'''
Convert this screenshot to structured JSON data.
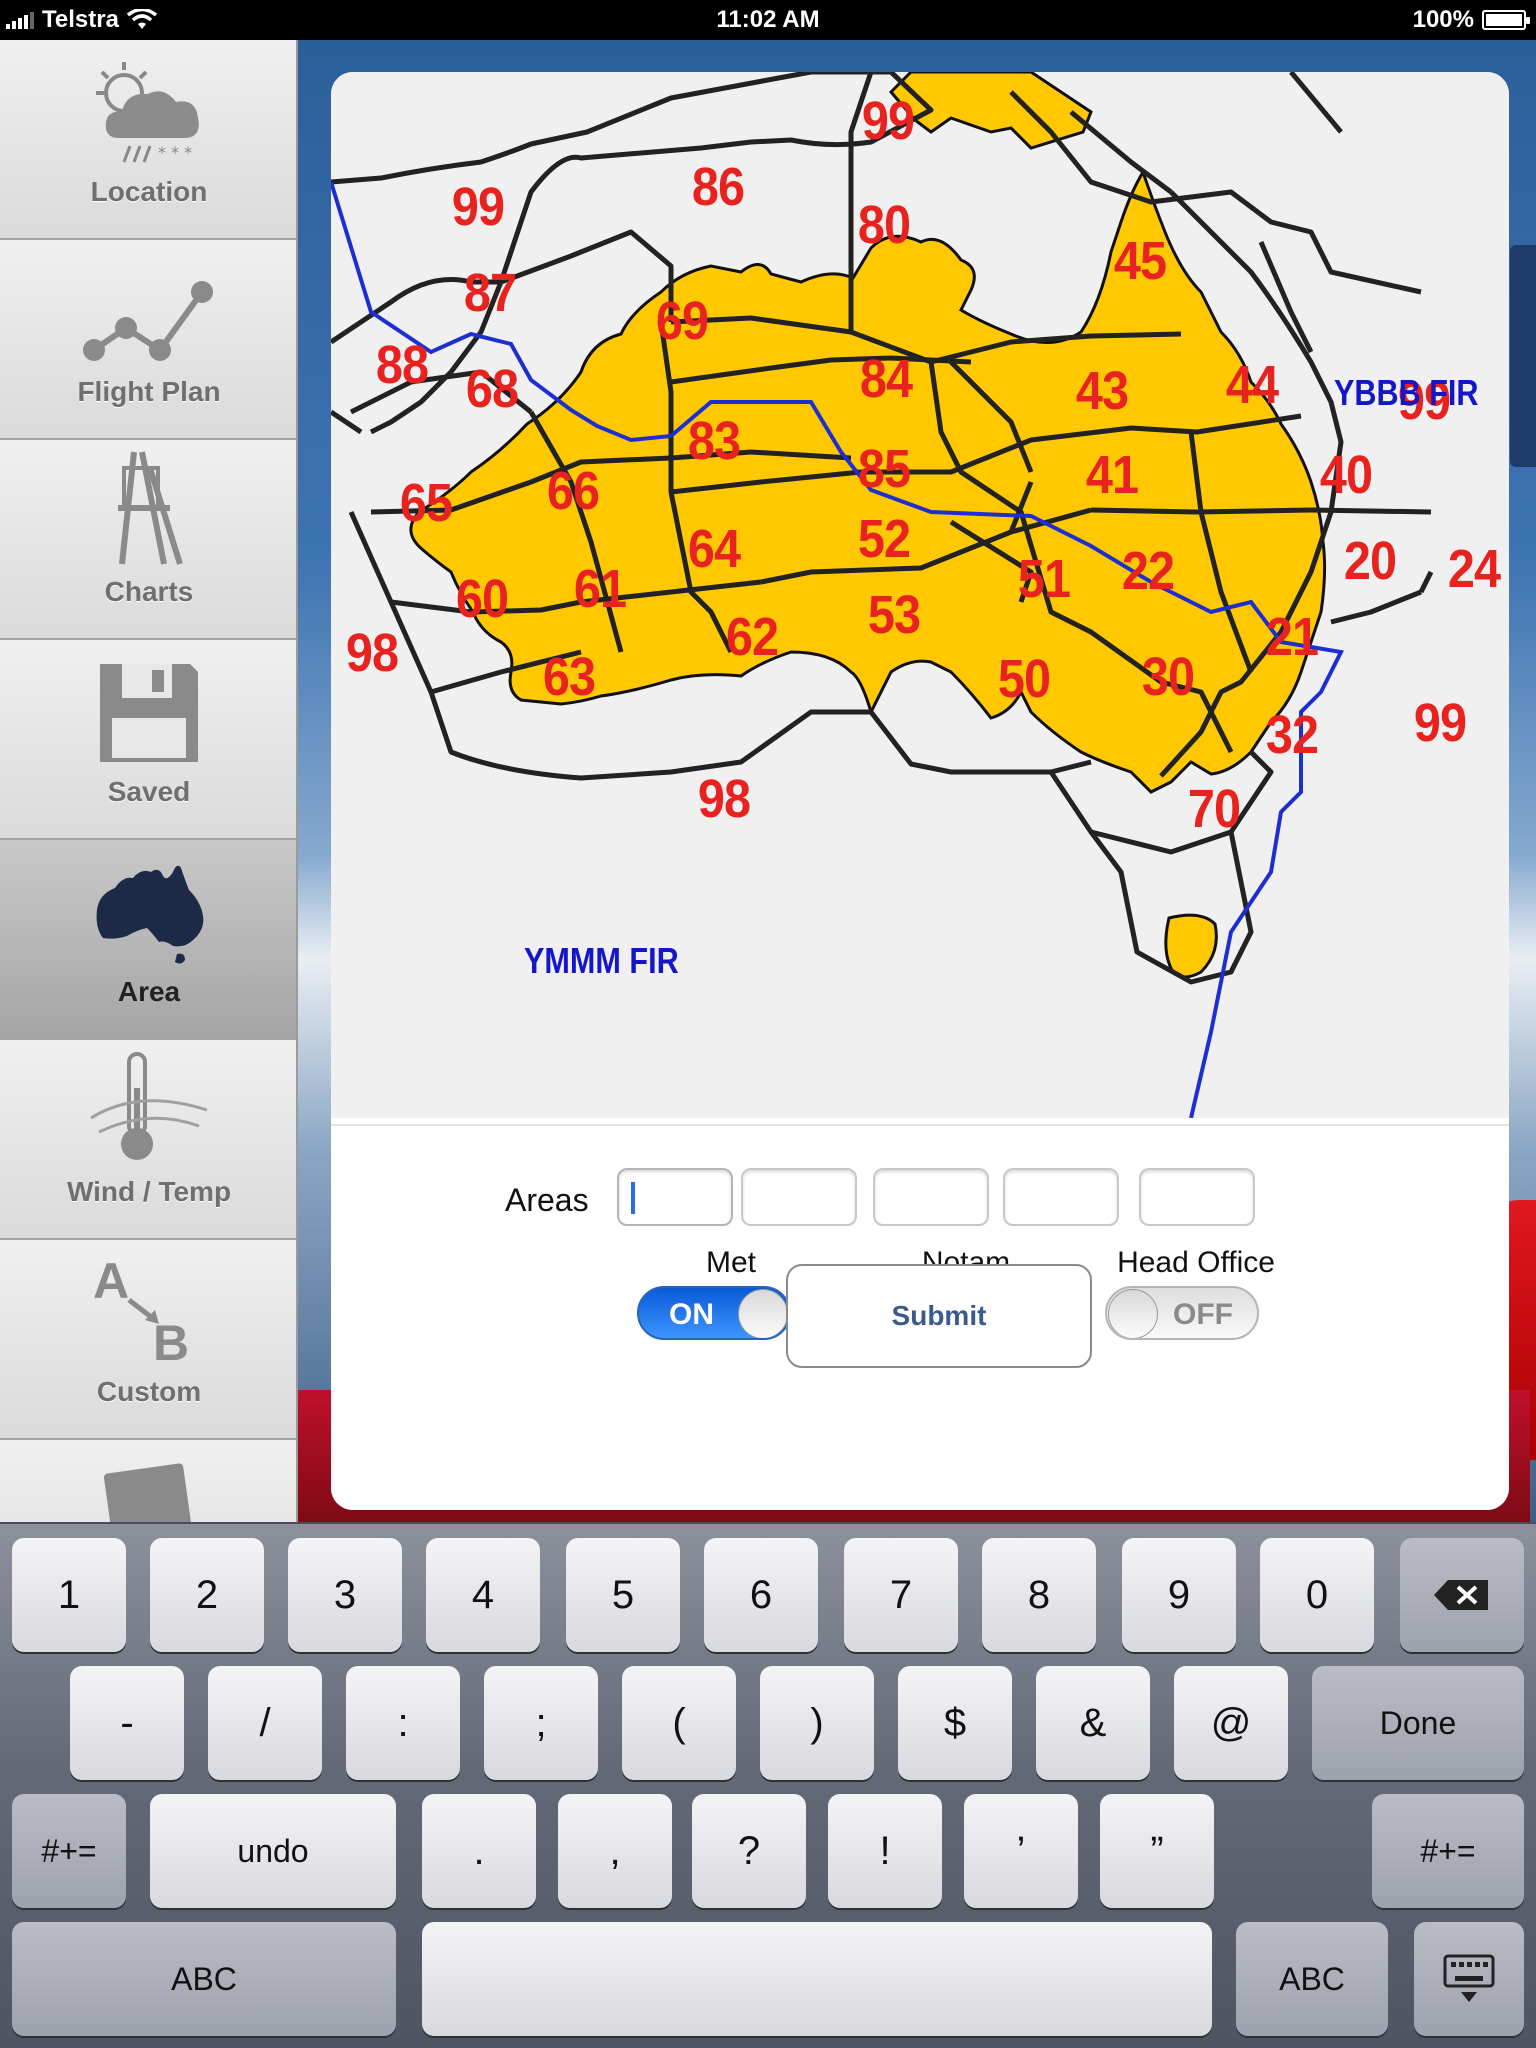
{
  "status_bar": {
    "carrier": "Telstra",
    "time": "11:02 AM",
    "battery": "100%",
    "battery_level": 1.0
  },
  "sidebar": {
    "items": [
      {
        "label": "Location",
        "icon": "weather-cloud-icon",
        "active": false
      },
      {
        "label": "Flight Plan",
        "icon": "flight-plan-graph-icon",
        "active": false
      },
      {
        "label": "Charts",
        "icon": "easel-icon",
        "active": false
      },
      {
        "label": "Saved",
        "icon": "floppy-disk-icon",
        "active": false
      },
      {
        "label": "Area",
        "icon": "australia-map-icon",
        "active": true
      },
      {
        "label": "Wind / Temp",
        "icon": "thermometer-wind-icon",
        "active": false
      },
      {
        "label": "Custom",
        "icon": "a-to-b-icon",
        "active": false
      },
      {
        "label": "",
        "icon": "notebook-icon",
        "active": false
      }
    ]
  },
  "map": {
    "area_numbers": [
      "99",
      "86",
      "80",
      "45",
      "99",
      "87",
      "69",
      "88",
      "68",
      "84",
      "43",
      "44",
      "99",
      "83",
      "85",
      "41",
      "40",
      "66",
      "65",
      "64",
      "52",
      "20",
      "51",
      "22",
      "24",
      "60",
      "61",
      "53",
      "62",
      "21",
      "98",
      "63",
      "50",
      "30",
      "32",
      "99",
      "70",
      "98"
    ],
    "fir_labels": {
      "ybbb": "YBBB FIR",
      "ymmm": "YMMM FIR"
    },
    "colors": {
      "land": "#ffc800",
      "sea": "#f0f0f0",
      "area_number": "#e8231f",
      "fir": "#1416c8",
      "boundary": "#222222"
    }
  },
  "form": {
    "areas_label": "Areas",
    "areas_values": [
      "",
      "",
      "",
      "",
      ""
    ],
    "toggles": [
      {
        "label": "Met",
        "state": "ON"
      },
      {
        "label": "Notam",
        "state": "ON"
      },
      {
        "label": "Head Office",
        "state": "OFF"
      }
    ],
    "submit_label": "Submit"
  },
  "keyboard": {
    "row1": [
      "1",
      "2",
      "3",
      "4",
      "5",
      "6",
      "7",
      "8",
      "9",
      "0"
    ],
    "row1_delete": "delete-icon",
    "row2": [
      "-",
      "/",
      ":",
      ";",
      "(",
      ")",
      "$",
      "&",
      "@"
    ],
    "row2_done": "Done",
    "row3_left": "#+=",
    "row3_undo": "undo",
    "row3": [
      ".",
      ",",
      "?",
      "!",
      "’",
      "”"
    ],
    "row3_right": "#+=",
    "row4_left": "ABC",
    "row4_right": "ABC",
    "row4_hide": "keyboard-dismiss-icon"
  }
}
'''
Quote each record exactly as it stands, minus the pictures.

**EXERCISE RESULT**
Convert this screenshot to structured JSON data.
{
  "status_bar": {
    "carrier": "Telstra",
    "time": "11:02 AM",
    "battery": "100%",
    "battery_level": 1.0
  },
  "sidebar": {
    "items": [
      {
        "label": "Location",
        "icon": "weather-cloud-icon",
        "active": false
      },
      {
        "label": "Flight Plan",
        "icon": "flight-plan-graph-icon",
        "active": false
      },
      {
        "label": "Charts",
        "icon": "easel-icon",
        "active": false
      },
      {
        "label": "Saved",
        "icon": "floppy-disk-icon",
        "active": false
      },
      {
        "label": "Area",
        "icon": "australia-map-icon",
        "active": true
      },
      {
        "label": "Wind / Temp",
        "icon": "thermometer-wind-icon",
        "active": false
      },
      {
        "label": "Custom",
        "icon": "a-to-b-icon",
        "active": false
      },
      {
        "label": "",
        "icon": "notebook-icon",
        "active": false
      }
    ]
  },
  "map": {
    "area_numbers": [
      "99",
      "86",
      "80",
      "45",
      "99",
      "87",
      "69",
      "88",
      "68",
      "84",
      "43",
      "44",
      "99",
      "83",
      "85",
      "41",
      "40",
      "66",
      "65",
      "64",
      "52",
      "20",
      "51",
      "22",
      "24",
      "60",
      "61",
      "53",
      "62",
      "21",
      "98",
      "63",
      "50",
      "30",
      "32",
      "99",
      "70",
      "98"
    ],
    "fir_labels": {
      "ybbb": "YBBB FIR",
      "ymmm": "YMMM FIR"
    },
    "colors": {
      "land": "#ffc800",
      "sea": "#f0f0f0",
      "area_number": "#e8231f",
      "fir": "#1416c8",
      "boundary": "#222222"
    }
  },
  "form": {
    "areas_label": "Areas",
    "areas_values": [
      "",
      "",
      "",
      "",
      ""
    ],
    "toggles": [
      {
        "label": "Met",
        "state": "ON"
      },
      {
        "label": "Notam",
        "state": "ON"
      },
      {
        "label": "Head Office",
        "state": "OFF"
      }
    ],
    "submit_label": "Submit"
  },
  "keyboard": {
    "row1": [
      "1",
      "2",
      "3",
      "4",
      "5",
      "6",
      "7",
      "8",
      "9",
      "0"
    ],
    "row1_delete": "delete-icon",
    "row2": [
      "-",
      "/",
      ":",
      ";",
      "(",
      ")",
      "$",
      "&",
      "@"
    ],
    "row2_done": "Done",
    "row3_left": "#+=",
    "row3_undo": "undo",
    "row3": [
      ".",
      ",",
      "?",
      "!",
      "’",
      "”"
    ],
    "row3_right": "#+=",
    "row4_left": "ABC",
    "row4_right": "ABC",
    "row4_hide": "keyboard-dismiss-icon"
  }
}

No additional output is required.